WHAT THE TASK REQUIRES: Repeat the material exactly as it appears.

EXERCISE MATERIAL:

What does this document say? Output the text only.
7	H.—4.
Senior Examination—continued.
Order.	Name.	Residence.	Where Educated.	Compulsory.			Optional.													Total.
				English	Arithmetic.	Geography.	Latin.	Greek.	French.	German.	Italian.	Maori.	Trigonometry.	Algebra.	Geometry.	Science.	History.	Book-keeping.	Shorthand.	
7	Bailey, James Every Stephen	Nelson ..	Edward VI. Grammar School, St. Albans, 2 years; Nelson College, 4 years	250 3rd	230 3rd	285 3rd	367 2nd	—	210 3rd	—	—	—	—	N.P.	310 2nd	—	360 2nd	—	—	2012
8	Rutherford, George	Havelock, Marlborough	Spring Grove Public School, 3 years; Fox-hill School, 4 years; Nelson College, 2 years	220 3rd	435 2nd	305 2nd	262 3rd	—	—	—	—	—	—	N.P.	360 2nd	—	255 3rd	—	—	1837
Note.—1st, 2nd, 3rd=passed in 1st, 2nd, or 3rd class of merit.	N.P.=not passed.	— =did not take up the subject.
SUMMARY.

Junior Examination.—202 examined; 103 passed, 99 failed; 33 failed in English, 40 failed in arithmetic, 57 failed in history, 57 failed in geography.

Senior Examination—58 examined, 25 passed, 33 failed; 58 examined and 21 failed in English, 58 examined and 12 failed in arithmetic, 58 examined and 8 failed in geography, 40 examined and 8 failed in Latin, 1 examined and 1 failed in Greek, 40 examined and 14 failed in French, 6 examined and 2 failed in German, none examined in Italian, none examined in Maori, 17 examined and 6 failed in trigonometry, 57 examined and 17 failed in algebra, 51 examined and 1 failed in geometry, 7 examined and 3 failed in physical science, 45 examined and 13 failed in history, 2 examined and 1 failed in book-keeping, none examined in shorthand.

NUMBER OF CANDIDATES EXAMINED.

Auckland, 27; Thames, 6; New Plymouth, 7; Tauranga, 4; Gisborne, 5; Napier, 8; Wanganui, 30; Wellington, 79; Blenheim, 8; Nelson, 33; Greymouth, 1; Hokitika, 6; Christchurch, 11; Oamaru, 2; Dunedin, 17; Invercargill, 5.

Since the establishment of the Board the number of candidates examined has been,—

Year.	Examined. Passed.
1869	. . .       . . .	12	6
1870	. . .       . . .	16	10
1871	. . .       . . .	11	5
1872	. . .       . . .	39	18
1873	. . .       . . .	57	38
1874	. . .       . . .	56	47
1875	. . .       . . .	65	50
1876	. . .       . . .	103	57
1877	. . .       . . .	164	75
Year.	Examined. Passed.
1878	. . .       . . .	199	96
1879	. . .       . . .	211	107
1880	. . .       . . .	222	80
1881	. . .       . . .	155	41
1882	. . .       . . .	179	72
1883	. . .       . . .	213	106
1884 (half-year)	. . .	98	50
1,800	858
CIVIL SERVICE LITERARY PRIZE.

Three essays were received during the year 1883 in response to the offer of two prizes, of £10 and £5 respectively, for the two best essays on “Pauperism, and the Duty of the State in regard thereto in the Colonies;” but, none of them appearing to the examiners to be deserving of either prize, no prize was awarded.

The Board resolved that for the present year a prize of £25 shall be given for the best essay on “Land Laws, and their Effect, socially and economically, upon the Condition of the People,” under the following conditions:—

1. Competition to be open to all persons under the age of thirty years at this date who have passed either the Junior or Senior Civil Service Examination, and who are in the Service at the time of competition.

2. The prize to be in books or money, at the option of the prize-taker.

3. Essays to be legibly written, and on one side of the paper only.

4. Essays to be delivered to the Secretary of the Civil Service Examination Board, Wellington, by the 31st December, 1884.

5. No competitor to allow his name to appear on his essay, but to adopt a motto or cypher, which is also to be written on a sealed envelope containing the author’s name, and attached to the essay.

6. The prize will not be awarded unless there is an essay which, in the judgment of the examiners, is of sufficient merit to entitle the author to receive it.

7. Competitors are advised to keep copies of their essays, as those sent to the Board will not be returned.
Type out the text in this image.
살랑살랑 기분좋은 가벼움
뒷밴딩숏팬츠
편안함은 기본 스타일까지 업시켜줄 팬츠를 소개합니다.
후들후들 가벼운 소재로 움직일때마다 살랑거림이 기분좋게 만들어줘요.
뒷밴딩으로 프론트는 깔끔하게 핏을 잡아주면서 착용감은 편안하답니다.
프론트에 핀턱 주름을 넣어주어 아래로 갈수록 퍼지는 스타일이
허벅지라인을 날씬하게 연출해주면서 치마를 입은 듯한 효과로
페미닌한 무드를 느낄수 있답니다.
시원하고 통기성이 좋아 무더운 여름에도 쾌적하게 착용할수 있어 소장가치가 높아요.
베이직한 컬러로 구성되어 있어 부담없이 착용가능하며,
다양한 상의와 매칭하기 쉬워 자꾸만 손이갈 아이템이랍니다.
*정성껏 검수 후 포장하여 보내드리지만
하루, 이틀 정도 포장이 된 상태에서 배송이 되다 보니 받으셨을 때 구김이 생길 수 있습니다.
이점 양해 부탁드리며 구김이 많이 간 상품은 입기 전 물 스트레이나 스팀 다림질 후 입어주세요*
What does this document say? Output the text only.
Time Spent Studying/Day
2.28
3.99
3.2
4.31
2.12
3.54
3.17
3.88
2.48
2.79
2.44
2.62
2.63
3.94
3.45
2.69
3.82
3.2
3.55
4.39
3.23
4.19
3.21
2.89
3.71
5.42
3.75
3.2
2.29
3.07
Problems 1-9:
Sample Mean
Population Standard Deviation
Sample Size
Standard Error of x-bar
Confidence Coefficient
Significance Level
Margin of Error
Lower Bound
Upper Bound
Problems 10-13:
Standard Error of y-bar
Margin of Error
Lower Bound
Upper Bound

RESULT OF THE TASK:
What does this document say? Output the text only.
7	H.—4.
Senior Examination—continued.
Order.	Name.	Residence.	Where Educated.	Compulsory.			Optional.													Total.
				English	Arithmetic.	Geography.	Latin.	Greek.	French.	German.	Italian.	Maori.	Trigonometry.	Algebra.	Geometry.	Science.	History.	Book-keeping.	Shorthand.	
7	Bailey, James Every Stephen	Nelson ..	Edward VI. Grammar School, St. Albans, 2 years; Nelson College, 4 years	250 3rd	230 3rd	285 3rd	367 2nd	—	210 3rd	—	—	—	—	N.P.	310 2nd	—	360 2nd	—	—	2012
8	Rutherford, George	Havelock, Marlborough	Spring Grove Public School, 3 years; Fox-hill School, 4 years; Nelson College, 2 years	220 3rd	435 2nd	305 2nd	262 3rd	—	—	—	—	—	—	N.P.	360 2nd	—	255 3rd	—	—	1837
Note.—1st, 2nd, 3rd=passed in 1st, 2nd, or 3rd class of merit.	N.P.=not passed.	— =did not take up the subject.
SUMMARY.

Junior Examination.—202 examined; 103 passed, 99 failed; 33 failed in English, 40 failed in arithmetic, 57 failed in history, 57 failed in geography.

Senior Examination—58 examined, 25 passed, 33 failed; 58 examined and 21 failed in English, 58 examined and 12 failed in arithmetic, 58 examined and 8 failed in geography, 40 examined and 8 failed in Latin, 1 examined and 1 failed in Greek, 40 examined and 14 failed in French, 6 examined and 2 failed in German, none examined in Italian, none examined in Maori, 17 examined and 6 failed in trigonometry, 57 examined and 17 failed in algebra, 51 examined and 1 failed in geometry, 7 examined and 3 failed in physical science, 45 examined and 13 failed in history, 2 examined and 1 failed in book-keeping, none examined in shorthand.

NUMBER OF CANDIDATES EXAMINED.

Auckland, 27; Thames, 6; New Plymouth, 7; Tauranga, 4; Gisborne, 5; Napier, 8; Wanganui, 30; Wellington, 79; Blenheim, 8; Nelson, 33; Greymouth, 1; Hokitika, 6; Christchurch, 11; Oamaru, 2; Dunedin, 17; Invercargill, 5.

Since the establishment of the Board the number of candidates examined has been,—

Year.	Examined. Passed.
1869	. . .       . . .	12	6
1870	. . .       . . .	16	10
1871	. . .       . . .	11	5
1872	. . .       . . .	39	18
1873	. . .       . . .	57	38
1874	. . .       . . .	56	47
1875	. . .       . . .	65	50
1876	. . .       . . .	103	57
1877	. . .       . . .	164	75
Year.	Examined. Passed.
1878	. . .       . . .	199	96
1879	. . .       . . .	211	107
1880	. . .       . . .	222	80
1881	. . .       . . .	155	41
1882	. . .       . . .	179	72
1883	. . .       . . .	213	106
1884 (half-year)	. . .	98	50
1,800	858
CIVIL SERVICE LITERARY PRIZE.

Three essays were received during the year 1883 in response to the offer of two prizes, of £10 and £5 respectively, for the two best essays on “Pauperism, and the Duty of the State in regard thereto in the Colonies;” but, none of them appearing to the examiners to be deserving of either prize, no prize was awarded.

The Board resolved that for the present year a prize of £25 shall be given for the best essay on “Land Laws, and their Effect, socially and economically, upon the Condition of the People,” under the following conditions:—

1. Competition to be open to all persons under the age of thirty years at this date who have passed either the Junior or Senior Civil Service Examination, and who are in the Service at the time of competition.

2. The prize to be in books or money, at the option of the prize-taker.

3. Essays to be legibly written, and on one side of the paper only.

4. Essays to be delivered to the Secretary of the Civil Service Examination Board, Wellington, by the 31st December, 1884.

5. No competitor to allow his name to appear on his essay, but to adopt a motto or cypher, which is also to be written on a sealed envelope containing the author’s name, and attached to the essay.

6. The prize will not be awarded unless there is an essay which, in the judgment of the examiners, is of sufficient merit to entitle the author to receive it.

7. Competitors are advised to keep copies of their essays, as those sent to the Board will not be returned.
Type out the text in this image.
살랑살랑 기분좋은 가벼움
뒷밴딩숏팬츠
편안함은 기본 스타일까지 업시켜줄 팬츠를 소개합니다.
후들후들 가벼운 소재로 움직일때마다 살랑거림이 기분좋게 만들어줘요.
뒷밴딩으로 프론트는 깔끔하게 핏을 잡아주면서 착용감은 편안하답니다.
프론트에 핀턱 주름을 넣어주어 아래로 갈수록 퍼지는 스타일이
허벅지라인을 날씬하게 연출해주면서 치마를 입은 듯한 효과로
페미닌한 무드를 느낄수 있답니다.
시원하고 통기성이 좋아 무더운 여름에도 쾌적하게 착용할수 있어 소장가치가 높아요.
베이직한 컬러로 구성되어 있어 부담없이 착용가능하며,
다양한 상의와 매칭하기 쉬워 자꾸만 손이갈 아이템이랍니다.
*정성껏 검수 후 포장하여 보내드리지만
하루, 이틀 정도 포장이 된 상태에서 배송이 되다 보니 받으셨을 때 구김이 생길 수 있습니다.
이점 양해 부탁드리며 구김이 많이 간 상품은 입기 전 물 스트레이나 스팀 다림질 후 입어주세요*
What does this document say? Output the text only.
Time Spent Studying/Day
2.28
3.99
3.2
4.31
2.12
3.54
3.17
3.88
2.48
2.79
2.44
2.62
2.63
3.94
3.45
2.69
3.82
3.2
3.55
4.39
3.23
4.19
3.21
2.89
3.71
5.42
3.75
3.2
2.29
3.07
Problems 1-9:
Sample Mean
Population Standard Deviation
Sample Size
Standard Error of x-bar
Confidence Coefficient
Significance Level
Margin of Error
Lower Bound
Upper Bound
Problems 10-13:
Standard Error of y-bar
Margin of Error
Lower Bound
Upper Bound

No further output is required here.